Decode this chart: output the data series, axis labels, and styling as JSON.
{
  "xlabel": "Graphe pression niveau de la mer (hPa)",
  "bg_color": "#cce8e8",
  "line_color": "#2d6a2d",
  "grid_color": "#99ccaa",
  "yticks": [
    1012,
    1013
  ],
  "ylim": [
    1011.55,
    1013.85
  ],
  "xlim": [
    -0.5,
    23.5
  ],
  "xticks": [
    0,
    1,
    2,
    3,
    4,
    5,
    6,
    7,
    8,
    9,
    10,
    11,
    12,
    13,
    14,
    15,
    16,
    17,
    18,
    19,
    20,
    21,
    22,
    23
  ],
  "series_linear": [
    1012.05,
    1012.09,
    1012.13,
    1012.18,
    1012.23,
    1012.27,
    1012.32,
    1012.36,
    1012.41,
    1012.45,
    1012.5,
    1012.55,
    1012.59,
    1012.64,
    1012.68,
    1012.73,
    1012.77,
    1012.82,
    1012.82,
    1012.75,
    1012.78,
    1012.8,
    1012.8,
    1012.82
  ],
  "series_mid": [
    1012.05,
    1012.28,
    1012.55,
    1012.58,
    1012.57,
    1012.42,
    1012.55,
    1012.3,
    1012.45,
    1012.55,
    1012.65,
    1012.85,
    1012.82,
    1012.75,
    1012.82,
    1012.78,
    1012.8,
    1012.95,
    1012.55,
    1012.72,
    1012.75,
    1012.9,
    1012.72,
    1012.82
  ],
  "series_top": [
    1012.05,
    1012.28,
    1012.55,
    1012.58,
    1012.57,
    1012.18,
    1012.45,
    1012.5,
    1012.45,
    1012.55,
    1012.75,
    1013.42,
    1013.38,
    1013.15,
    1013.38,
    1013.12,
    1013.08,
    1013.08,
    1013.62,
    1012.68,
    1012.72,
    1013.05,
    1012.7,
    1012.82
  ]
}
◇ ◇ ◇ ◇ ◇
Write the whole listing out again. Keep every line exactly as it is.

**Response to the task**
Decode this chart: output the data series, axis labels, and styling as JSON.
{
  "xlabel": "Graphe pression niveau de la mer (hPa)",
  "bg_color": "#cce8e8",
  "line_color": "#2d6a2d",
  "grid_color": "#99ccaa",
  "yticks": [
    1012,
    1013
  ],
  "ylim": [
    1011.55,
    1013.85
  ],
  "xlim": [
    -0.5,
    23.5
  ],
  "xticks": [
    0,
    1,
    2,
    3,
    4,
    5,
    6,
    7,
    8,
    9,
    10,
    11,
    12,
    13,
    14,
    15,
    16,
    17,
    18,
    19,
    20,
    21,
    22,
    23
  ],
  "series_linear": [
    1012.05,
    1012.09,
    1012.13,
    1012.18,
    1012.23,
    1012.27,
    1012.32,
    1012.36,
    1012.41,
    1012.45,
    1012.5,
    1012.55,
    1012.59,
    1012.64,
    1012.68,
    1012.73,
    1012.77,
    1012.82,
    1012.82,
    1012.75,
    1012.78,
    1012.8,
    1012.8,
    1012.82
  ],
  "series_mid": [
    1012.05,
    1012.28,
    1012.55,
    1012.58,
    1012.57,
    1012.42,
    1012.55,
    1012.3,
    1012.45,
    1012.55,
    1012.65,
    1012.85,
    1012.82,
    1012.75,
    1012.82,
    1012.78,
    1012.8,
    1012.95,
    1012.55,
    1012.72,
    1012.75,
    1012.9,
    1012.72,
    1012.82
  ],
  "series_top": [
    1012.05,
    1012.28,
    1012.55,
    1012.58,
    1012.57,
    1012.18,
    1012.45,
    1012.5,
    1012.45,
    1012.55,
    1012.75,
    1013.42,
    1013.38,
    1013.15,
    1013.38,
    1013.12,
    1013.08,
    1013.08,
    1013.62,
    1012.68,
    1012.72,
    1013.05,
    1012.7,
    1012.82
  ]
}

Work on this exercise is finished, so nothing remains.